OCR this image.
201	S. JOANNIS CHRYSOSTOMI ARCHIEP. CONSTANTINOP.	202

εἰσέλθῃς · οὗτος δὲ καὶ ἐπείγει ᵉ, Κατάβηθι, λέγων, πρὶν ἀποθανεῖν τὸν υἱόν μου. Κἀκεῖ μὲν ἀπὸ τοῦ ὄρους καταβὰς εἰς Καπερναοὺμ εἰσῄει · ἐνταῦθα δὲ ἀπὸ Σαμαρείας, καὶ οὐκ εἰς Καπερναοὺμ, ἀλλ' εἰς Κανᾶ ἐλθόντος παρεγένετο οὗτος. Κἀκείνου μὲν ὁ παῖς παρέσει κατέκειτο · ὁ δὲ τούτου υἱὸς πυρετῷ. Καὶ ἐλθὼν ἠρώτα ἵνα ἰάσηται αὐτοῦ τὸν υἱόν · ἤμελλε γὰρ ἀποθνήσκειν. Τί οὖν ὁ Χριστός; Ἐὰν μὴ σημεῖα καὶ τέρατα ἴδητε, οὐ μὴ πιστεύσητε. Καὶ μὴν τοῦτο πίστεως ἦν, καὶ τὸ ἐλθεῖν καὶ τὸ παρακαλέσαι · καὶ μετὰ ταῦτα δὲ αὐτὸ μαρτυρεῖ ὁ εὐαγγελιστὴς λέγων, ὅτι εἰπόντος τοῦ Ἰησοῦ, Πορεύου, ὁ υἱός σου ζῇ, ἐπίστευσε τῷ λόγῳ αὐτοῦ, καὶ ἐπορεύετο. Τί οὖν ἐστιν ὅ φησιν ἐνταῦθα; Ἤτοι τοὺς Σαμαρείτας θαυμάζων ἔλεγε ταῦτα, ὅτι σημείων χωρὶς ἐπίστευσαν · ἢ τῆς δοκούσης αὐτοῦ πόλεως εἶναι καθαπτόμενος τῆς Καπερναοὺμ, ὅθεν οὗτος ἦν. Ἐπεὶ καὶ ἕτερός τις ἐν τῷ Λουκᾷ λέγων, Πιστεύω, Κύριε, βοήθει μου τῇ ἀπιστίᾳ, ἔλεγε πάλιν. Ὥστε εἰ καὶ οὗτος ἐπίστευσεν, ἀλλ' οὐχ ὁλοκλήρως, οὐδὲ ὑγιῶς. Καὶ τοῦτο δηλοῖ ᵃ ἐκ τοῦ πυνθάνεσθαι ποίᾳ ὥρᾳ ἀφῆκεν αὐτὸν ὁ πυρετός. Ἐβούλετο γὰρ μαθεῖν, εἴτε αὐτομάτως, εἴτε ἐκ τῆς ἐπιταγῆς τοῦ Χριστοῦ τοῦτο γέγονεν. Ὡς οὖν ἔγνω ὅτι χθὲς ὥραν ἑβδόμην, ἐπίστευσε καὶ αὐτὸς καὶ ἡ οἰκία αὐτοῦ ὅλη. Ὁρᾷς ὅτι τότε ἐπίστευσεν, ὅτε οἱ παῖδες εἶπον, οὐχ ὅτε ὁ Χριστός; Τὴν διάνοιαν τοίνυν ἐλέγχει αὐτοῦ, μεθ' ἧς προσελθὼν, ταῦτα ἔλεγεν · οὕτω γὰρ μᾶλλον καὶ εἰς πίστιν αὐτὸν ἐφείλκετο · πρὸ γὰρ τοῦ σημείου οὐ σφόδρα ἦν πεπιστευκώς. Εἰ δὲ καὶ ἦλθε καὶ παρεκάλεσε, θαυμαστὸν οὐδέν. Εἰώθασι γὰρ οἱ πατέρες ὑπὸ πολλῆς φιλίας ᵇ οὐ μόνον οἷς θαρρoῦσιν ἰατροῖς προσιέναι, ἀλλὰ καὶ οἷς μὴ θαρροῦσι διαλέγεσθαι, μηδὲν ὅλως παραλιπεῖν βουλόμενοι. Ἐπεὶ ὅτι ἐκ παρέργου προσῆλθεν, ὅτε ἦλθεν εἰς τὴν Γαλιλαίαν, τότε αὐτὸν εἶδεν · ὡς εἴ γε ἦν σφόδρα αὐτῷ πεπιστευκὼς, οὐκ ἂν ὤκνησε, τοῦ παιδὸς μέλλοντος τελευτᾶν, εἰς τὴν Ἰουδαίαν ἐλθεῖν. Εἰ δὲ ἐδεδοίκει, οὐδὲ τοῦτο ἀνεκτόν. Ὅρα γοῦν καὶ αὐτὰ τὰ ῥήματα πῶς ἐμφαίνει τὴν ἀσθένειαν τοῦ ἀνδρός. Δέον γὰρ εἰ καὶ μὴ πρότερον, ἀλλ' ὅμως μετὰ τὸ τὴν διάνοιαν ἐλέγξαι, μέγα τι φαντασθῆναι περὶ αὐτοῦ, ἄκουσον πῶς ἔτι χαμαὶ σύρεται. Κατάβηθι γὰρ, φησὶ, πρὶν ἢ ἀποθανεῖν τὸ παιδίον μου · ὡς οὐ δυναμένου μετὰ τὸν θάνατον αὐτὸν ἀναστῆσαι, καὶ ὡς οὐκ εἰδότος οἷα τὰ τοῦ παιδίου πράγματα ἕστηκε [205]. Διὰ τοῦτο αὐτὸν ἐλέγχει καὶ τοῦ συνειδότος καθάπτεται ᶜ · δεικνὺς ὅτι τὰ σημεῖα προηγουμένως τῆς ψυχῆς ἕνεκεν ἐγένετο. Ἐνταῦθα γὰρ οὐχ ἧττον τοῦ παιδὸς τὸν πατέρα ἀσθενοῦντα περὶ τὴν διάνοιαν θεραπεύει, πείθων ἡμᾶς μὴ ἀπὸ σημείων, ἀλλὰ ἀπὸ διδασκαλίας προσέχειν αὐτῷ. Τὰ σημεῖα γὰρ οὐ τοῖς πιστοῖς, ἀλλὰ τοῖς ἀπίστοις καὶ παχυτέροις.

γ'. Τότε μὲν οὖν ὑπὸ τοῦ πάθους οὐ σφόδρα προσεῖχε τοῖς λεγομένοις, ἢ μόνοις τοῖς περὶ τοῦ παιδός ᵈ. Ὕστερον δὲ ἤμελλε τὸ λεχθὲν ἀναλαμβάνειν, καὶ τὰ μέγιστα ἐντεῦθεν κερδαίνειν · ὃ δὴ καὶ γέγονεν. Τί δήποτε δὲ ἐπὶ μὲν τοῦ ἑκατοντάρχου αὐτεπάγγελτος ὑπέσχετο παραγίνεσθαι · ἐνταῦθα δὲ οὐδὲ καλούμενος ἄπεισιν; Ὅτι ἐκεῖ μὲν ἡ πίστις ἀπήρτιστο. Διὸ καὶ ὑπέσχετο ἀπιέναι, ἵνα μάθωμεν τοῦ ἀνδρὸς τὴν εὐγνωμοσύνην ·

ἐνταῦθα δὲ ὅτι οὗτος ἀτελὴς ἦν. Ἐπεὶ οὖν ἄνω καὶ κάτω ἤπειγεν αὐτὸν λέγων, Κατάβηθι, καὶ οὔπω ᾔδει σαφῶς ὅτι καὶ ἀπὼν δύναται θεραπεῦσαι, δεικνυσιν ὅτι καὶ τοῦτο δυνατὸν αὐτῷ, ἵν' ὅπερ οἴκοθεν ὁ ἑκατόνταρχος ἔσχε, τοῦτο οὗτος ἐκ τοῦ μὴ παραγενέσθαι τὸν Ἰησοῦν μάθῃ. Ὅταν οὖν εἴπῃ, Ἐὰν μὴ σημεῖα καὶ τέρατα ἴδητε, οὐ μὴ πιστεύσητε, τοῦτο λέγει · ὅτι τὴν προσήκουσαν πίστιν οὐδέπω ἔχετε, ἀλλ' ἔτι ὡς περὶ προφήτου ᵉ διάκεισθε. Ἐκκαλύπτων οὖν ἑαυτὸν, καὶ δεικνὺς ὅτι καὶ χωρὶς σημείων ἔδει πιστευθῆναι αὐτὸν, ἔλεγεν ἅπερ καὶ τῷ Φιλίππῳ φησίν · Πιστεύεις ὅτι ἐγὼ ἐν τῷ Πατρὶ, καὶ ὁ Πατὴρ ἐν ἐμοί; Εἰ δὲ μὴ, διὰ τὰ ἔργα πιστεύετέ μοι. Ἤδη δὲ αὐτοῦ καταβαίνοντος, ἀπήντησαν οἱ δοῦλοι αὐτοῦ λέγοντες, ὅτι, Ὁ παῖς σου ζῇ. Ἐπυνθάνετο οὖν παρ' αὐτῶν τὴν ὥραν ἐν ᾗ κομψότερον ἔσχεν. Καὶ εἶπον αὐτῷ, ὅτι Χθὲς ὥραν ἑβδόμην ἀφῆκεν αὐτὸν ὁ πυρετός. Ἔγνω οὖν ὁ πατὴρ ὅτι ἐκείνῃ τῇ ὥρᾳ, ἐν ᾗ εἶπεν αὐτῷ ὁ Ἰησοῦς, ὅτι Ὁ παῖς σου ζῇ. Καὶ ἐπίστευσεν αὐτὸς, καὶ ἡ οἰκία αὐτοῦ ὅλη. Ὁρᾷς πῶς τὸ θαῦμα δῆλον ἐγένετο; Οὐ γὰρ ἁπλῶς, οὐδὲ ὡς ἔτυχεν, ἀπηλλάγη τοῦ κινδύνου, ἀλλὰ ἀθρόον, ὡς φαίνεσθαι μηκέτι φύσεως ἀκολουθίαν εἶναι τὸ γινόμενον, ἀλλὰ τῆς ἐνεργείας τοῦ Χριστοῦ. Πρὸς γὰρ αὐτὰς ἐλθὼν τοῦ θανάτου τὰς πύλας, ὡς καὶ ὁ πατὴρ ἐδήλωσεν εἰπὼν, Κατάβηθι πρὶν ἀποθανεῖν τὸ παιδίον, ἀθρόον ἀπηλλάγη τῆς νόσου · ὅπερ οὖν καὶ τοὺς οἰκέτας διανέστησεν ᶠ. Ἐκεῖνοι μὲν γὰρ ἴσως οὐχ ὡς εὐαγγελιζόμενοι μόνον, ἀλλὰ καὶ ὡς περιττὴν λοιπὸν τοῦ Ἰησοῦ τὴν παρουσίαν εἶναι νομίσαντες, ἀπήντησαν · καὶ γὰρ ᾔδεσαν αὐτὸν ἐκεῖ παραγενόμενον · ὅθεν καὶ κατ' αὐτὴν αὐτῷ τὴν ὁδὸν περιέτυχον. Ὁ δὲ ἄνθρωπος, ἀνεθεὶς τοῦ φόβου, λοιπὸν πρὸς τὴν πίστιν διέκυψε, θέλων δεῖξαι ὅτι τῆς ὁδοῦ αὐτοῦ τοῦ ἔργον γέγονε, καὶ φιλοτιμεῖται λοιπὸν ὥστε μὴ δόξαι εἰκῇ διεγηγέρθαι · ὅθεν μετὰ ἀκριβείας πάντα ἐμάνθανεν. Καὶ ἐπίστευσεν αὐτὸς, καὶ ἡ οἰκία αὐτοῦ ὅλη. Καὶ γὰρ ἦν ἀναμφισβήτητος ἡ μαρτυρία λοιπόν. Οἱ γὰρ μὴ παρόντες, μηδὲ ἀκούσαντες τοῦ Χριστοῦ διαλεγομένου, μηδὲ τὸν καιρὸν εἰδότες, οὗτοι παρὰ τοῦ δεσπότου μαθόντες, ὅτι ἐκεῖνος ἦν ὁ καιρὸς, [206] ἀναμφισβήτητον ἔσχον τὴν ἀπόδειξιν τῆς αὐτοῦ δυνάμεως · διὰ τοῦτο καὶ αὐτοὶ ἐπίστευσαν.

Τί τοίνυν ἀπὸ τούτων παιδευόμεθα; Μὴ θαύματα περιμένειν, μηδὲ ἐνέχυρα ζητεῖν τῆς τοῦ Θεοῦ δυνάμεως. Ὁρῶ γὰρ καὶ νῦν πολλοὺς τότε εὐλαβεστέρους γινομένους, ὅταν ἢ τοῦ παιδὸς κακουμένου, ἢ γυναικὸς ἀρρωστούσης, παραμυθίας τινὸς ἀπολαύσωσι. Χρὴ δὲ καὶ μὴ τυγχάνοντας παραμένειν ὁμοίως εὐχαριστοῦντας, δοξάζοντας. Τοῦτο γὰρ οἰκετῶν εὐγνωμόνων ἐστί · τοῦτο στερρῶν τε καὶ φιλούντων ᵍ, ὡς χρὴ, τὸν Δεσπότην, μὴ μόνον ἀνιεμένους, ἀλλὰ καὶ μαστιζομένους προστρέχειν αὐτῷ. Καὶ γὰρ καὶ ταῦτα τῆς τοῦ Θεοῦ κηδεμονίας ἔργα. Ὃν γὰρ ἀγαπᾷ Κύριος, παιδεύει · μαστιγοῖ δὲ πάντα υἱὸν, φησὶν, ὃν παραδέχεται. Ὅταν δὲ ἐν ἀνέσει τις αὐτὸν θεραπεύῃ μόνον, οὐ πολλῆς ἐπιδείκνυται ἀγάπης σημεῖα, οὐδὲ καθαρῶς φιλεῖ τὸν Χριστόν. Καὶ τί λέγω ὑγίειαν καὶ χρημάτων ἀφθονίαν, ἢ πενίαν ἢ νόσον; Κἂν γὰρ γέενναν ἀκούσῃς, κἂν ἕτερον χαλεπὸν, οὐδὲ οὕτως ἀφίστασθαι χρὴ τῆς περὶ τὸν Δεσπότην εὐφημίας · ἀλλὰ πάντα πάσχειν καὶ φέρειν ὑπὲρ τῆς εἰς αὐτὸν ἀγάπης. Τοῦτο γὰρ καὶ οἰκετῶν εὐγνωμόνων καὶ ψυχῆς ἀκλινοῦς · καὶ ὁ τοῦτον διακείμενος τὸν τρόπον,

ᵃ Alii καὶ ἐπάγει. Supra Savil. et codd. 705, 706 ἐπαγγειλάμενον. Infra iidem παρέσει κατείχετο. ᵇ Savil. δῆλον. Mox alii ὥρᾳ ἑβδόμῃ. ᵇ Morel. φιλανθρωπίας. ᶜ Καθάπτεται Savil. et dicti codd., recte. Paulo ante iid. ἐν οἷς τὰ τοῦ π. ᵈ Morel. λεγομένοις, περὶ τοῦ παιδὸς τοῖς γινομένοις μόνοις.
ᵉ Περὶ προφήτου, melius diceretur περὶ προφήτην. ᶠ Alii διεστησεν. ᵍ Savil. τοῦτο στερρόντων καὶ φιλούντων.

____________

## STATED TASK
Gather each line in the data that holds the string "Savil".

## RESULT OF THIS EXERCISE
ᵃ Alii καὶ ἐπάγει. Supra Savil. et codd. 705, 706 ἐπαγγειλάμενον. Infra iidem παρέσει κατείχετο. ᵇ Savil. δῆλον. Mox alii ὥρᾳ ἑβδόμῃ. ᵇ Morel. φιλανθρωπίας. ᶜ Καθάπτεται Savil. et dicti codd., recte. Paulo ante iid. ἐν οἷς τὰ τοῦ π. ᵈ Morel. λεγομένοις, περὶ τοῦ παιδὸς τοῖς γινομένοις μόνοις.
ᵉ Περὶ προφήτου, melius diceretur περὶ προφήτην. ᶠ Alii διεστησεν. ᵍ Savil. τοῦτο στερρόντων καὶ φιλούντων.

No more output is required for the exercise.